* [PROVIDED PASSAGE]
---------------
Thankfully, many companies have policies in place to combat these trends. These programmes encourage and empower women to achieve in various different ways.

There are sponsorship options, better rules around maternity leave, and grants given to highly achieving women.

Here are a few of ways that companies around the world are empowering their female workforce.


European broadcaster Sky has all sorts of initiatives aimed at increasing diversity in its workforce.

In terms of women’s initiatives at Sky, there are two really noteworthy projects from the company. Firstly, there’s the Women In Technology Scholars grant where Sky will donate £25,000 to three women who present unique ideas on how technology can be used in the media and entertainment space. The idea is for the grant money to bring the project to life.

Secondly, and more importantly, there’s the Women in Leadership programme. This is a tailored programmes that provides female leaders with a sponsor who advocates for them around the business, and helps them to identify opportunities for further development.


Among other initiatives, one of the most important things that consultancy firm Accenture does is publish its workforce demographics and hiring reports. This transparency allows anyone to view how the company is doing in terms of gender equalities.

Metrics that Accenture measures include percentage of new female hires, percentage of female global workforce, and percentage of female newly promoted managing directors.

It also empowers women with in-demand skillsets with specific sponsorship programmes and fast-track the careers of the highest performing women.


Setting itself the challenging task of being the world’s best employer for women by 2025, Vodafone has many projects aimed at increasing the gender diversity of its workforce.

One of the most significant is its ReConnect project. This is a talent programme aimed to encourage women who’ve taken career breaks to come back to work. It helps those women make professional connections and find opportunities. The programme operates in 26 countries and hopes to bring 1,000 women back into the workforce in three years.
---------------
* [GIVEN DATA]
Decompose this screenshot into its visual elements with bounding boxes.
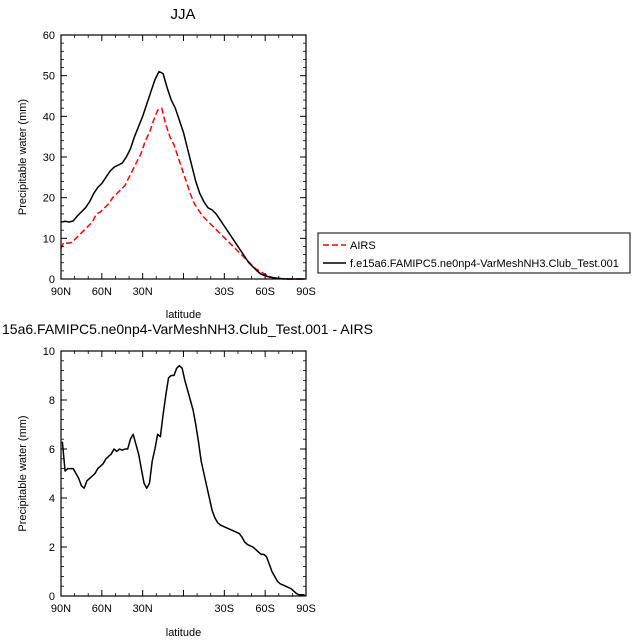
- chart-2: [60, 350, 307, 597]
- series-line-2: [60, 70, 305, 280]
- y-tick-label: 0: [49, 591, 55, 603]
- legend-label-2: f.e15a6.FAMIPC5.ne0np4-VarMeshNH3.Club_T…: [350, 258, 619, 270]
- y-tick-label: 30: [43, 152, 55, 164]
- y-tick-label: 8: [49, 395, 55, 407]
- chart-title: JJA: [170, 6, 195, 23]
- x-tick-label: 60N: [92, 603, 112, 615]
- x-tick-label: 30N: [133, 286, 153, 298]
- x-tick-label: 60N: [92, 286, 112, 298]
- y-tick-label: 20: [43, 193, 55, 205]
- x-tick-label: 90S: [296, 286, 316, 298]
- y-axis-label: Precipitable water (mm): [17, 415, 29, 531]
- y-tick-label: 2: [49, 542, 55, 554]
- series-line-1: [60, 107, 305, 280]
- y-tick-label: 6: [49, 444, 55, 456]
- y-tick-label: 50: [43, 71, 55, 83]
- y-tick-label: 10: [43, 233, 55, 245]
- x-axis-label: latitude: [166, 309, 201, 321]
- x-tick-label: 90S: [296, 603, 316, 615]
- x-tick-label: 60S: [255, 603, 275, 615]
- x-tick-label: 30S: [215, 286, 235, 298]
- legend-box: [317, 232, 631, 274]
- y-tick-label: 0: [49, 274, 55, 286]
- chart-title: 15a6.FAMIPC5.ne0np4-VarMeshNH3.Club_Test…: [2, 321, 373, 337]
- x-tick-label: 60S: [255, 286, 275, 298]
- chart-1: [60, 34, 631, 280]
- x-tick-label: 90N: [51, 603, 71, 615]
- plot-frame: [60, 34, 307, 280]
- x-tick-label: 90N: [51, 286, 71, 298]
- y-tick-label: 10: [43, 346, 55, 358]
- legend: [317, 232, 631, 274]
- plot-frame: [60, 350, 307, 597]
- x-tick-label: 30N: [133, 603, 153, 615]
- legend-label-1: AIRS: [350, 240, 376, 252]
- y-tick-label: 40: [43, 111, 55, 123]
- series-line-1: [61, 364, 305, 596]
- y-axis-label: Precipitable water (mm): [17, 99, 29, 215]
- y-tick-label: 60: [43, 30, 55, 42]
- y-tick-label: 4: [49, 493, 55, 505]
- x-axis-label: latitude: [166, 627, 201, 639]
- x-tick-label: 30S: [215, 603, 235, 615]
---------------
* [STATED PROBLEM A] Print the passage on company programs for women in full, word for word.
* [STATED PROBLEM B] In the records, rewrite the stretch from the line containing "- chart-2: [60, 350, 307, 597]" through the line containing "- x-tick-label: 90N: [51, 286, 71, 298]", replacing every "y-tick-label" with "y-axis-tick" and leaving everything else unchanged. Return only those lines.
The records have no connection to the passage on company programs for women.

* [WRITTEN REPLY A]
Thankfully, many companies have policies in place to combat these trends. These programmes encourage and empower women to achieve in various different ways.

There are sponsorship options, better rules around maternity leave, and grants given to highly achieving women.

Here are a few of ways that companies around the world are empowering their female workforce.


European broadcaster Sky has all sorts of initiatives aimed at increasing diversity in its workforce.

In terms of women’s initiatives at Sky, there are two really noteworthy projects from the company. Firstly, there’s the Women In Technology Scholars grant where Sky will donate £25,000 to three women who present unique ideas on how technology can be used in the media and entertainment space. The idea is for the grant money to bring the project to life.

Secondly, and more importantly, there’s the Women in Leadership programme. This is a tailored programmes that provides female leaders with a sponsor who advocates for them around the business, and helps them to identify opportunities for further development.


Among other initiatives, one of the most important things that consultancy firm Accenture does is publish its workforce demographics and hiring reports. This transparency allows anyone to view how the company is doing in terms of gender equalities.

Metrics that Accenture measures include percentage of new female hires, percentage of female global workforce, and percentage of female newly promoted managing directors.

It also empowers women with in-demand skillsets with specific sponsorship programmes and fast-track the careers of the highest performing women.


Setting itself the challenging task of being the world’s best employer for women by 2025, Vodafone has many projects aimed at increasing the gender diversity of its workforce.

One of the most significant is its ReConnect project. This is a talent programme aimed to encourage women who’ve taken career breaks to come back to work. It helps those women make professional connections and find opportunities. The programme operates in 26 countries and hopes to bring 1,000 women back into the workforce in three years.

* [WRITTEN REPLY B]
- chart-2: [60, 350, 307, 597]
- series-line-2: [60, 70, 305, 280]
- y-axis-tick: 0: [49, 591, 55, 603]
- legend-label-2: f.e15a6.FAMIPC5.ne0np4-VarMeshNH3.Club_T…: [350, 258, 619, 270]
- y-axis-tick: 30: [43, 152, 55, 164]
- y-axis-tick: 8: [49, 395, 55, 407]
- chart-title: JJA: [170, 6, 195, 23]
- x-tick-label: 60N: [92, 603, 112, 615]
- x-tick-label: 30N: [133, 286, 153, 298]
- x-tick-label: 60N: [92, 286, 112, 298]
- y-axis-tick: 20: [43, 193, 55, 205]
- x-tick-label: 90S: [296, 286, 316, 298]
- y-axis-label: Precipitable water (mm): [17, 415, 29, 531]
- y-axis-tick: 2: [49, 542, 55, 554]
- series-line-1: [60, 107, 305, 280]
- y-axis-tick: 6: [49, 444, 55, 456]
- y-axis-tick: 50: [43, 71, 55, 83]
- y-axis-tick: 10: [43, 233, 55, 245]
- x-axis-label: latitude: [166, 309, 201, 321]
- x-tick-label: 90S: [296, 603, 316, 615]
- x-tick-label: 60S: [255, 603, 275, 615]
- x-tick-label: 30S: [215, 286, 235, 298]
- legend-box: [317, 232, 631, 274]
- y-axis-tick: 0: [49, 274, 55, 286]
- chart-title: 15a6.FAMIPC5.ne0np4-VarMeshNH3.Club_Test…: [2, 321, 373, 337]
- x-tick-label: 60S: [255, 286, 275, 298]
- chart-1: [60, 34, 631, 280]
- x-tick-label: 90N: [51, 603, 71, 615]
- plot-frame: [60, 34, 307, 280]
- x-tick-label: 90N: [51, 286, 71, 298]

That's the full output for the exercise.